- IATA: FRM; ICAO: KFRM; FAA LID: FRM;

Summary
- Airport type: Public
- Owner: City of Fairmont
- Serves: Fairmont, Minnesota
- Elevation AMSL: 1,162 ft (354 m)
- Coordinates: 43°38′38″N 094°24′56″W﻿ / ﻿43.64389°N 94.41556°W

Map
- FRM Location of airport in Minnesota/United StatesFRMFRM (the United States)

Runways
| Direction | Length |  | Surface |
| ft | m |
| 13/31 | 5,505 | 1,678 | Asphalt |
| 2/20 | 3,300 | 1,006 | Asphalt |

Statistics (2008)
- Aircraft operations: 9,400
- Based aircraft: 30
- Source: Federal Aviation Administration

= Fairmont Municipal Airport (Minnesota) =

Fairmont Municipal Airport is a city-owned public-use airport located two nautical miles (3.7 km) southeast of the central business district of Fairmont, a city in Martin County, Minnesota, United States.

The airport at this location was dedicated in 1951.

== Facilities and aircraft ==
Fairmont Municipal Airport covers an area of 229 acre at an elevation of 1162 ft above mean sea level. It has two asphalt paved runways: 13/31 is 5505 by 100 ft and 2/20 is 3300 by 75 ft.

For the 12-month period ending May 30, 2008, the airport had 9,400 aircraft operations, an average of 25 per day: 91% general aviation, 7% air taxi and 1% military. At that time there were 30 aircraft based at this airport: 83% single-engine,
10% multi-engine, 3% jet and 3% ultralight.

== History ==
In 1959 North Central Airlines began scheduled service using Douglas DC-3 aircraft. The flight route was from Minneapolis–St. Paul International Airport, Mankato, Fairmont, Worthington, and Sioux Falls, SD. Scheduled service by various commuter airlines continued until 1996.

[Bounding box prediction data]

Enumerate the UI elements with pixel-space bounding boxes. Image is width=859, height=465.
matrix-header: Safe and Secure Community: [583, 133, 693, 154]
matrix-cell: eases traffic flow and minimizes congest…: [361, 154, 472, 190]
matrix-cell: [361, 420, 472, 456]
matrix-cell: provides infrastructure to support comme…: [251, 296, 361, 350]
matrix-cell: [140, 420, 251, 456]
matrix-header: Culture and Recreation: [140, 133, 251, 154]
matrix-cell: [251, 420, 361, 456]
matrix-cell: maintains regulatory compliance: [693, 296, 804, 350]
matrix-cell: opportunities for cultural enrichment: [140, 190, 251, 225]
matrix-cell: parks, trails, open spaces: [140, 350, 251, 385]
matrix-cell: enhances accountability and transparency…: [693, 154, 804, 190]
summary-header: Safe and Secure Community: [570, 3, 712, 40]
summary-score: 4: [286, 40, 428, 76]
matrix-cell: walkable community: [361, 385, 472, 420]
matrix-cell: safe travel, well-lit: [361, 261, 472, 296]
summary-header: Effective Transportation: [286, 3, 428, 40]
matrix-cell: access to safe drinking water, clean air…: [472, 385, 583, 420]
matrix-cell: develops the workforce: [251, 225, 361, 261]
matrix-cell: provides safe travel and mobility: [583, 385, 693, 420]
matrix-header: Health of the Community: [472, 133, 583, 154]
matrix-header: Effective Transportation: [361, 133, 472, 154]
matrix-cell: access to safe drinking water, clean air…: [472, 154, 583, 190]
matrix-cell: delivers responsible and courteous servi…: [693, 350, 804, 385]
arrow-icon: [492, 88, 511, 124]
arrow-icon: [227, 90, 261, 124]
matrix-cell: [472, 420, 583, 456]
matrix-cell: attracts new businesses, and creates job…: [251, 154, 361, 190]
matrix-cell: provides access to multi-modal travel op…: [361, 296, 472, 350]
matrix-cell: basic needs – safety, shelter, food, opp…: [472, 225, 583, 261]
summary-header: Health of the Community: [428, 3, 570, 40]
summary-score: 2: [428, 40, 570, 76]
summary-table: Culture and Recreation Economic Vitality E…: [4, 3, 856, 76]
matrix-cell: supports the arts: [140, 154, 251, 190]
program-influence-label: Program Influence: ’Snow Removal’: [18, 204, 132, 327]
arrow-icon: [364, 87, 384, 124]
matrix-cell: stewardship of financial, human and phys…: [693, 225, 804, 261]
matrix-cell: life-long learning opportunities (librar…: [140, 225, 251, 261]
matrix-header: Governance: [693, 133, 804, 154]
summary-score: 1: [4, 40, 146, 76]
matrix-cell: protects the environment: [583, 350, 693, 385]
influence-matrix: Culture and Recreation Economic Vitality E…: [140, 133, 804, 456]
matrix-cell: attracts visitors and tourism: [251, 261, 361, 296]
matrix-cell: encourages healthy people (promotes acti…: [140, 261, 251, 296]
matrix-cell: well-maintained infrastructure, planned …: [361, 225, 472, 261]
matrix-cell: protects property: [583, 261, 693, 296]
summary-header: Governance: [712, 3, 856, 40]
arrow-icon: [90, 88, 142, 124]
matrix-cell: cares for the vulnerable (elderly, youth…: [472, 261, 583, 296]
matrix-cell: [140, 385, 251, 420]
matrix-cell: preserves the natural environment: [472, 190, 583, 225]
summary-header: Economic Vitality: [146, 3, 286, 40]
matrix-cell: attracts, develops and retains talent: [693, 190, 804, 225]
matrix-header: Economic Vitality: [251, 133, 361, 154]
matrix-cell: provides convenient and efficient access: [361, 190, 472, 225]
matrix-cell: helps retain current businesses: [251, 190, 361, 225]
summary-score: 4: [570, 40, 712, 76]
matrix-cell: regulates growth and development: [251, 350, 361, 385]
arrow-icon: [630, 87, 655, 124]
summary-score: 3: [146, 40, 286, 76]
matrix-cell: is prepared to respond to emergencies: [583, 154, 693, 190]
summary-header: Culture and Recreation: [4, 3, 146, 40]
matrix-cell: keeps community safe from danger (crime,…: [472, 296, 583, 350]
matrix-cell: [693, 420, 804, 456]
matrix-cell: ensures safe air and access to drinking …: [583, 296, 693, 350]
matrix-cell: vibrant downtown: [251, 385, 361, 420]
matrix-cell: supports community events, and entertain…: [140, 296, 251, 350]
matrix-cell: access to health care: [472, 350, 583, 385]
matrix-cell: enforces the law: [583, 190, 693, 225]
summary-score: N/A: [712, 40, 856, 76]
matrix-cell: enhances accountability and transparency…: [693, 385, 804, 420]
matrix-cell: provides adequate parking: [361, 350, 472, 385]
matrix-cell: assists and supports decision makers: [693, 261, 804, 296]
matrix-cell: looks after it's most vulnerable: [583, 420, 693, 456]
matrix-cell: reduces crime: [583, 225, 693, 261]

Assignment 1 =>
Print the passage of the Fairmont Municipal Airport article from "Statistics (2008)" up to and including "dedicated in 1951.", copying it word for word.
Assignment 2 =>
Answer these questions using the Fairmont Municipal Airport article:
(a) In what year was the airport at this location dedicated?
(b) Which airline began scheduled service in 1959?
(c) How many acres does the airport cover?
Assignment 3 =>
List every place on the 1959 flight route named in the Fairmont Municipal Airport article.

Task response 1 =>
Statistics (2008)
- Aircraft operations: 9,400
- Based aircraft: 30
- Source: Federal Aviation Administration

= Fairmont Municipal Airport (Minnesota) =

Fairmont Municipal Airport is a city-owned public-use airport located two nautical miles (3.7 km) southeast of the central business district of Fairmont, a city in Martin County, Minnesota, United States.

The airport at this location was dedicated in 1951.

Task response 2 =>
(a) 1951
(b) North Central Airlines
(c) 229 acres

Task response 3 =>
Minneapolis–St. Paul International Airport
Mankato
Fairmont
Worthington
Sioux Falls, SD